------ ENTRIES
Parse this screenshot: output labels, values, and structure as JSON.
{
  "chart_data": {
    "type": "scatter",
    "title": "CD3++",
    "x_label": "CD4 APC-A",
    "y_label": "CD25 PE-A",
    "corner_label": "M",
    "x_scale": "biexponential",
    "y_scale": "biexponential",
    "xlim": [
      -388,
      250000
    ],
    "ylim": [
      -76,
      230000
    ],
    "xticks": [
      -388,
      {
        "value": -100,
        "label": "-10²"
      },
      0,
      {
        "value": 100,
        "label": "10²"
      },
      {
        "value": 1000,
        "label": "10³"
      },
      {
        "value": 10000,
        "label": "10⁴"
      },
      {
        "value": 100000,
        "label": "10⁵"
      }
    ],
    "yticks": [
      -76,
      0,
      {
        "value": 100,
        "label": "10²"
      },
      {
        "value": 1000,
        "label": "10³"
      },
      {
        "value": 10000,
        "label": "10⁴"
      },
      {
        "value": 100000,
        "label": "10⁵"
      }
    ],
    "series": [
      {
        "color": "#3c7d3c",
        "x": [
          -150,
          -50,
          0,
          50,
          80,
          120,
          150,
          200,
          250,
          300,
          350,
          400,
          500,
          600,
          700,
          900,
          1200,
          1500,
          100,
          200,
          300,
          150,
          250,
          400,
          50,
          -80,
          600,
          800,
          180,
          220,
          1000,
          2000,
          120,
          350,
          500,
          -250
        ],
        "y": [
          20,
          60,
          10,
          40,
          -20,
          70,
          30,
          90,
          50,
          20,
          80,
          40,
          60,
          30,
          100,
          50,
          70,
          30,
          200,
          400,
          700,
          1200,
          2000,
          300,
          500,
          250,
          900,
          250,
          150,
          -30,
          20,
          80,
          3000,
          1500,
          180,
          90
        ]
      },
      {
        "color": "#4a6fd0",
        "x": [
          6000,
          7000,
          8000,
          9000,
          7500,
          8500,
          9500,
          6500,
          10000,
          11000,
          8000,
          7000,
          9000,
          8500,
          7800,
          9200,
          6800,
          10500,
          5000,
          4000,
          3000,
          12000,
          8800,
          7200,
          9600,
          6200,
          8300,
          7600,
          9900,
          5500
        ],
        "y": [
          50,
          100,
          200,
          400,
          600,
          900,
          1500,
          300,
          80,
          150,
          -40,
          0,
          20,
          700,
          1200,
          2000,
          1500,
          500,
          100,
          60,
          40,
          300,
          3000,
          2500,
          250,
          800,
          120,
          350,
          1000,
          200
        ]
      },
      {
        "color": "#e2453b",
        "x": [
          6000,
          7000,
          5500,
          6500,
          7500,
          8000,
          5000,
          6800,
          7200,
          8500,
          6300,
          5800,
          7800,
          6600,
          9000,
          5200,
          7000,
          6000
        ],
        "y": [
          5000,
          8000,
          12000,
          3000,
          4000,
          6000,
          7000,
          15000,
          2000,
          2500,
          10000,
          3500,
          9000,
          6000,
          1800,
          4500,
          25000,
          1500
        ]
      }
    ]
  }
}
------------
TASK GOAL: Determine how many of the lines above hold the word "color", and output that number by itself.

FINISHED EXERCISE: 3